[Stored entries]
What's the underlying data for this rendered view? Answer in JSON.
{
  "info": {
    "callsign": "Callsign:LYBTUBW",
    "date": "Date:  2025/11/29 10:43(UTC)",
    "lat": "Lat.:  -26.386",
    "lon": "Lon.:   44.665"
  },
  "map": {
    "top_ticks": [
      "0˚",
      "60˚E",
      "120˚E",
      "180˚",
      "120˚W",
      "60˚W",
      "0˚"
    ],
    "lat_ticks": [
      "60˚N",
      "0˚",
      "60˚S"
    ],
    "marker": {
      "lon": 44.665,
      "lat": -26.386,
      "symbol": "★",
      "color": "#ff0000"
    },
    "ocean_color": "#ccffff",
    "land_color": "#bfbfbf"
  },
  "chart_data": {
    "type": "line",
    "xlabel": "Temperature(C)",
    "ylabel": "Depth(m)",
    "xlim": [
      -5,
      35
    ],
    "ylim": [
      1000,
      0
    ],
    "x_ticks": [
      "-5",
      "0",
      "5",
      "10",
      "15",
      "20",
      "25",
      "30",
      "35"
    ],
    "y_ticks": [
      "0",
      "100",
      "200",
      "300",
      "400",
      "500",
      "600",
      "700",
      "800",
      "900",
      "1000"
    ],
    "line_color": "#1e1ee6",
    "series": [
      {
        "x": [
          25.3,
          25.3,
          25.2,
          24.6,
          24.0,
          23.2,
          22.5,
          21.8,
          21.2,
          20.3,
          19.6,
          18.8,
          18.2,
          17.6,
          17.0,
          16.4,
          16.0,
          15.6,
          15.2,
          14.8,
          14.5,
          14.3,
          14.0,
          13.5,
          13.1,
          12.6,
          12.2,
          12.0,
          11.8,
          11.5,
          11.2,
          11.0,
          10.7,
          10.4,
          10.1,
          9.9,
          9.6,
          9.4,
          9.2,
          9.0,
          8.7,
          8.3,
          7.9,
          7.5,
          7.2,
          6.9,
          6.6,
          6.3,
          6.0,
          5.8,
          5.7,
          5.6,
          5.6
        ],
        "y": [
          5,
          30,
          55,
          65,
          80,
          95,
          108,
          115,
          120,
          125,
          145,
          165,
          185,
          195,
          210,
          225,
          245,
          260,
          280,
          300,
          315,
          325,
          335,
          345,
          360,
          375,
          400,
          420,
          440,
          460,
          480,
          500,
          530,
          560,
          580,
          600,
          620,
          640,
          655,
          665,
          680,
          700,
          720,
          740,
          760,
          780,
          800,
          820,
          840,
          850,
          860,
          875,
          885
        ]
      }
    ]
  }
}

▶ [INSTRUCTIONS TO FOLLOW]:
Retype the records in full. Keep every line identical to the original.

▶ [ANSWER FOR THIS EXERCISE]:
What's the underlying data for this rendered view? Answer in JSON.
{
  "info": {
    "callsign": "Callsign:LYBTUBW",
    "date": "Date:  2025/11/29 10:43(UTC)",
    "lat": "Lat.:  -26.386",
    "lon": "Lon.:   44.665"
  },
  "map": {
    "top_ticks": [
      "0˚",
      "60˚E",
      "120˚E",
      "180˚",
      "120˚W",
      "60˚W",
      "0˚"
    ],
    "lat_ticks": [
      "60˚N",
      "0˚",
      "60˚S"
    ],
    "marker": {
      "lon": 44.665,
      "lat": -26.386,
      "symbol": "★",
      "color": "#ff0000"
    },
    "ocean_color": "#ccffff",
    "land_color": "#bfbfbf"
  },
  "chart_data": {
    "type": "line",
    "xlabel": "Temperature(C)",
    "ylabel": "Depth(m)",
    "xlim": [
      -5,
      35
    ],
    "ylim": [
      1000,
      0
    ],
    "x_ticks": [
      "-5",
      "0",
      "5",
      "10",
      "15",
      "20",
      "25",
      "30",
      "35"
    ],
    "y_ticks": [
      "0",
      "100",
      "200",
      "300",
      "400",
      "500",
      "600",
      "700",
      "800",
      "900",
      "1000"
    ],
    "line_color": "#1e1ee6",
    "series": [
      {
        "x": [
          25.3,
          25.3,
          25.2,
          24.6,
          24.0,
          23.2,
          22.5,
          21.8,
          21.2,
          20.3,
          19.6,
          18.8,
          18.2,
          17.6,
          17.0,
          16.4,
          16.0,
          15.6,
          15.2,
          14.8,
          14.5,
          14.3,
          14.0,
          13.5,
          13.1,
          12.6,
          12.2,
          12.0,
          11.8,
          11.5,
          11.2,
          11.0,
          10.7,
          10.4,
          10.1,
          9.9,
          9.6,
          9.4,
          9.2,
          9.0,
          8.7,
          8.3,
          7.9,
          7.5,
          7.2,
          6.9,
          6.6,
          6.3,
          6.0,
          5.8,
          5.7,
          5.6,
          5.6
        ],
        "y": [
          5,
          30,
          55,
          65,
          80,
          95,
          108,
          115,
          120,
          125,
          145,
          165,
          185,
          195,
          210,
          225,
          245,
          260,
          280,
          300,
          315,
          325,
          335,
          345,
          360,
          375,
          400,
          420,
          440,
          460,
          480,
          500,
          530,
          560,
          580,
          600,
          620,
          640,
          655,
          665,
          680,
          700,
          720,
          740,
          760,
          780,
          800,
          820,
          840,
          850,
          860,
          875,
          885
        ]
      }
    ]
  }
}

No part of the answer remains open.